[Source passage]
China’s white paper on the Taiwan question stands in
direct contradiction to U.S. policy which has consistently
backed a ‘peaceful resolution’ to the Taiwan issue and which
premises the U.S. policy of engagement with China on this
‘peaceful resolution’ principle..
“Check
the Chinese document,” Chen said, “and you will look in vain
for any mention of the governing law of the land in the United
States, the Taiwan Relations Act. Check the historical
record and you will understand why China only wants to trumpet
the Three Joint US-China Communiques. Clearly the China
does not understand the depth and subtlety of the U.S. position
concerning Taiwan.”
When President
Carter decided to derecognize Taiwan in 1979, he sent Congress
legislation designed to continue unofficial relations with
Taiwan. Congress found it wanting and wrote serious
peace and security provisions into what became The Taiwan
Relations Act.
As the
Senate TRA Conference Report states, “[T]he bill as submitted
by the Administration contained no references to the interests
of the United States in Taiwan’s security, and lacked any
reference to the sale of defensive arms to Taiwan….The language
eventually approved was designed to make clear to the PRC
that its new relationship with the United States would be
seriously endangered if it resorted to force in an attempt
to bring about the unification of Taiwan with the mainland.”
The Reagan
Presidential Statement on Issuance of the U.S.-PRC Communiqué
of August 17, 1982 states, “Regarding future U.S. arms sales
to Taiwan, our policy, set forth clearly in the communiqué,
is fully consistent with the Taiwan Relations Act. Arms
sales will continue in accordance with the Act and with the
full expectation that the approach of the Chinese government
to the resolution of the Taiwan issue will continue to be
peaceful. We attach great significance to the Chinese
statement in the communiqué regarding China’s “fundamental”
policy; and it is clear from our statements that our future
actions will be conducted with this peaceful policy fully
in mind.”
Congress,
initially angered by the August 17th Communiqué, demanded
assurances. In his August 18, 1982 statement before
the Senate Foreign Relations Committee, John Holdridge,
then Assistant Secretary of State, told Members that the Administration
undertook the August discussions with China “with the firm
resolve that there were principles regarding the security
of Taiwan which could not be compromised - principles…embodied
in the Taiwan Relations Act.” Holdridge went on to state
unequivocally that “our future actions concerning arms sales
to Taiwan are premised on a continuation of China’s peaceful
policy toward a resolution of its differences with Taiwan.”
Asked
by Rep. Sherrod Brown (D-OH) to explain the Clinton Administration’s
“one-China policy”, the State Department replied, in early
January 2000, “ The U.S. has consistently held that resolution
of the Taiwan issue is a matter to be worked out by the people
on both sides of the Taiwan Strait themselves. Our sole
and abiding concern is that the resolution be peaceful.”
The Taiwan
Relations Act is the law of the land, having been duly passed
by both Houses of Congress and signed by the President.
It takes precedence over any and all executive agreements/communiques.

[Dataset records]
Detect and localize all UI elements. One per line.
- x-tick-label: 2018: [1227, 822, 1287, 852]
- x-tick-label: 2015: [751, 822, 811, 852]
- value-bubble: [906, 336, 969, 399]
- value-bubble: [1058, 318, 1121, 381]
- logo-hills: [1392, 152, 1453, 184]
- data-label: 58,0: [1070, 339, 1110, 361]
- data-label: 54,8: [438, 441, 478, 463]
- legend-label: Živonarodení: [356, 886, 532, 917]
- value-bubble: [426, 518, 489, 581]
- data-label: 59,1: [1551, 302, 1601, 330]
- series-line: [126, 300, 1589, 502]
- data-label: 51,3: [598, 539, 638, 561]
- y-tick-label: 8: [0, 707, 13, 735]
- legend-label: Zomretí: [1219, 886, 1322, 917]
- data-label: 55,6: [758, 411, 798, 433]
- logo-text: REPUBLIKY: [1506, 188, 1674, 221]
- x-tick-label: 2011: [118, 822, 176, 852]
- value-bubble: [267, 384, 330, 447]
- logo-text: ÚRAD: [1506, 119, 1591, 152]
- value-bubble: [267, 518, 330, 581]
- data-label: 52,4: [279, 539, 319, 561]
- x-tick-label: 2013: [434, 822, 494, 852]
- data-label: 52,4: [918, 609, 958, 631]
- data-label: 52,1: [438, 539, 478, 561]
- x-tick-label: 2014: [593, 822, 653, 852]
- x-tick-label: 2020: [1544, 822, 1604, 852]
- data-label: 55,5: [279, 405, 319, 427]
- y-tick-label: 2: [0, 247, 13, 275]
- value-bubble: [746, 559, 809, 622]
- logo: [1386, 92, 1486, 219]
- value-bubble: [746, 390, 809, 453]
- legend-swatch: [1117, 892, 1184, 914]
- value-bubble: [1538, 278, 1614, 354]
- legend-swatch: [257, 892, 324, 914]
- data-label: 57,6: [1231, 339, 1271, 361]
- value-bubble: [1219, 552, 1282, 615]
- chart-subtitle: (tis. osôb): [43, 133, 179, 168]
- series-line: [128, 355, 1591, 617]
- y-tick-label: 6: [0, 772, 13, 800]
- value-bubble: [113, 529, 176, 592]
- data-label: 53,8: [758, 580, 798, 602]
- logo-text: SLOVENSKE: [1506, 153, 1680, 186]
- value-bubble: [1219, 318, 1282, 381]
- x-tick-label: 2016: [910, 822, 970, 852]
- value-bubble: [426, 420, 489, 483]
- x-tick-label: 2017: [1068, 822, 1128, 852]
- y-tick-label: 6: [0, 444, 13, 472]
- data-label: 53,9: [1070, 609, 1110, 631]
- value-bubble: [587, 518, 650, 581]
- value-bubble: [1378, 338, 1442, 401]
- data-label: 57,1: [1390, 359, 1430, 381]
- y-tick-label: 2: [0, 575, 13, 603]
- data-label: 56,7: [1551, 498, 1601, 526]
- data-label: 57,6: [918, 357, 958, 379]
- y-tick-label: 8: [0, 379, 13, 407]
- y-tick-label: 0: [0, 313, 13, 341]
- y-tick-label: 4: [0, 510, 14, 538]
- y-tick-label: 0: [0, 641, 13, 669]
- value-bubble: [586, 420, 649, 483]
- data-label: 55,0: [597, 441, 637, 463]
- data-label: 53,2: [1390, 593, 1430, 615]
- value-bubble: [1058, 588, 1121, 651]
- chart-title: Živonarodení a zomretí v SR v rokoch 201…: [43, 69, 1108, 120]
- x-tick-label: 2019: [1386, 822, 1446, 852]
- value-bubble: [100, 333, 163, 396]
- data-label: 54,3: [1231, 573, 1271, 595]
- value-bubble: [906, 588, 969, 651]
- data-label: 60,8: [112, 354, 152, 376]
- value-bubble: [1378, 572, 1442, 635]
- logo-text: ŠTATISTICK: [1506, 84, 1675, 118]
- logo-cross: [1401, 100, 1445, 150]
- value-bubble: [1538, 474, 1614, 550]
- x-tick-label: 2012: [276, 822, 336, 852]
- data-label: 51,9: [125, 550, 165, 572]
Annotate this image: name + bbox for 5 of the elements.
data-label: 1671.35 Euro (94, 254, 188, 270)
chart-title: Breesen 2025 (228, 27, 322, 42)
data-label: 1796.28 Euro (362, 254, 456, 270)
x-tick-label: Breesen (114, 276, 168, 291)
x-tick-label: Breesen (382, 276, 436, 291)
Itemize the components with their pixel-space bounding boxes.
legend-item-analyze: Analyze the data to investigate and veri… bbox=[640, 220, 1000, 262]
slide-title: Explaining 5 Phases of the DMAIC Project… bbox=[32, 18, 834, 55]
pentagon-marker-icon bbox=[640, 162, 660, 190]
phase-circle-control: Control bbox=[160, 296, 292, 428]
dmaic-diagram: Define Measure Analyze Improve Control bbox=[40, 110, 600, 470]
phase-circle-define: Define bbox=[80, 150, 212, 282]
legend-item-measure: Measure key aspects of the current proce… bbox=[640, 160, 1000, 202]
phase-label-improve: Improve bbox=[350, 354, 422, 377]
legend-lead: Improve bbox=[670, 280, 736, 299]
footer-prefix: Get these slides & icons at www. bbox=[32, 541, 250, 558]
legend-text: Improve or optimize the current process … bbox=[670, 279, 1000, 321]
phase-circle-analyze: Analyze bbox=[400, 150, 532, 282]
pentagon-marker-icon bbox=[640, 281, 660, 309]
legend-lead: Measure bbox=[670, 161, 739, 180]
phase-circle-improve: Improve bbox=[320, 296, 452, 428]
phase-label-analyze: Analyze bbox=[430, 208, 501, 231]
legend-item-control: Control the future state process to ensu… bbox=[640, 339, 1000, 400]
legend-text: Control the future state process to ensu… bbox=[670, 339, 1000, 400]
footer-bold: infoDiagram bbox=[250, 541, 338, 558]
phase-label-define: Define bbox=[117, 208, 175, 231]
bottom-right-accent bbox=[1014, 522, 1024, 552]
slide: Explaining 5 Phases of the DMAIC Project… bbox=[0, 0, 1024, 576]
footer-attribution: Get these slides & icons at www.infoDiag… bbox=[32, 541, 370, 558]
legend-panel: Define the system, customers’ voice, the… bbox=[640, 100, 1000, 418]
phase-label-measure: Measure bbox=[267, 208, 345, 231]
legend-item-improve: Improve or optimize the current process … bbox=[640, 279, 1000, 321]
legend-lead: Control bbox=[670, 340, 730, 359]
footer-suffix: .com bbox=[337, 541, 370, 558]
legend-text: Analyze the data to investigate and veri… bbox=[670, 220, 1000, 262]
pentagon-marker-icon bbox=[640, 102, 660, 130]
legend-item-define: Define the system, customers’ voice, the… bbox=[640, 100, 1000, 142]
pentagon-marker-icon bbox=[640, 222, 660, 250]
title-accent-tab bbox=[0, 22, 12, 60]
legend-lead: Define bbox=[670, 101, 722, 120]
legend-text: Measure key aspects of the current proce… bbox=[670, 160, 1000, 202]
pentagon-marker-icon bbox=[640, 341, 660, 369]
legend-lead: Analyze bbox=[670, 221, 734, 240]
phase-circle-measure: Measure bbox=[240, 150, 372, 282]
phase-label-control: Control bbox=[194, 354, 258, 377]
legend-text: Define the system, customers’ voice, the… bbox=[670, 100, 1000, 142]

[Task list]
- A) Answer these from the Taiwan policy passage:
(i) In what year did President Carter decide to derecognize Taiwan?
(ii) Who was then Assistant Secretary of State and spoke before the Senate Foreign Relations Committee on August 18, 1982?
(iii) Which member of Congress asked the State Department to explain the Clinton Administration's "one-China policy"?
- B) Name every U.S. president mentioned in the Taiwan policy passage.
- C) Continue the Taiwan policy passage from its last sentence.

[Task responses]
- A)
(i) 1979
(ii) John Holdridge
(iii) Rep. Sherrod Brown (D-OH)

- B) Carter, Reagan, Clinton

- C)
Also,
China has not kept to the “fundamental policy” stated in the
1982 Communiqué “of striving for peaceful reunification
of the Motherland.” Chinese missile firings at Taiwan
in 1996 and this White Paper’s refusal to renounce the use
of force against Taiwan are clear evidence of China’s violation
of its stated policy.
II. The
White Paper consistently, and wrongly, identifies China’s
and the U.S. one-China policy as one and the same, stating
that “the U.S. government, which for many years had supported
the Taiwan authorities, had accepted that there is only one
China in the world, Taiwan is part of China and the government
of the PRC is the only legitimate government of China….”
“The
Chinese text continues the old trick of using the Chinese
word for ‘recognize’ instead of ‘acknowledge’ for the U.S.
position,” said Chen. “U.S. officials, from Warren Christopher
in 1979 on down, have stated clearly that the English text
is the one the U.S. accepts – and that text uses ‘acknowledge’
for the Chinese position regarding Taiwan.”
The first
Shanghai Communique in1972 reads, “The United States acknowledges
that all Chinese on either side of the Taiwan Strait maintain
there is but one China and that Taiwan is part of China.”
Subsequent communiqués state, “The Government of the
United States of America acknowledges the Chinese position
that there is one China and Taiwan is part of China.”
As the
Senate report on the 1979 Taiwan Relations Act (U.S. Public
Law 96-8) makes clear, “The Administration has stated that
it recognizes the People’s Republic of China (PRC) as the
sole legitimate government of China. It has also acknowledged
the Chinese position that Taiwan is a part of China, but the
United States has not itself agreed with this position. The
bill submitted by the Administration takes no position on
the status of Taiwan under international law, but does regard
Taiwan as a country for purposes of U.S. domestic law.” [Emphasis
in the original. See “Taiwan Relations Act; conference report
to accompany H.R. 2479. 96th Congress, 1st session.
House. Report no. 96-71.]
The January
2000 State Department letter to Rep. Brown states, “The PRC
government and the Taiwan authorities have their own “one
China” policies. American Institute in Taiwan (AIT)
Chairman and Managing Director Richard Bush was reflecting
Administration policy when he said, “[h]ow specifically to
define the ‘one-China’ principle and how concretely to realize
it are best left to the two sides of the Strait on a mutually
acceptable basis.” We are willing to support any outcome
voluntarily agreed to by both sides of the Taiwan Strait.
In September
1999, Mr. Bush stated, “The Administration believes that any
arrangements concluded between Beijing and Taipei should be
on a mutually acceptable basis. And because Taiwan is
a democratic system, any such arrangements must ultimately
be acceptable to the Taiwan public.”
U.S. policy
regarding the “one-China” principle is not the same as that
of the PRC, speaking as it does of the need for both sides
of the Strait to come to voluntary agreement on how to define
“one-China” and giving the people of Taiwan a say as to whether
any agreement is “acceptable.”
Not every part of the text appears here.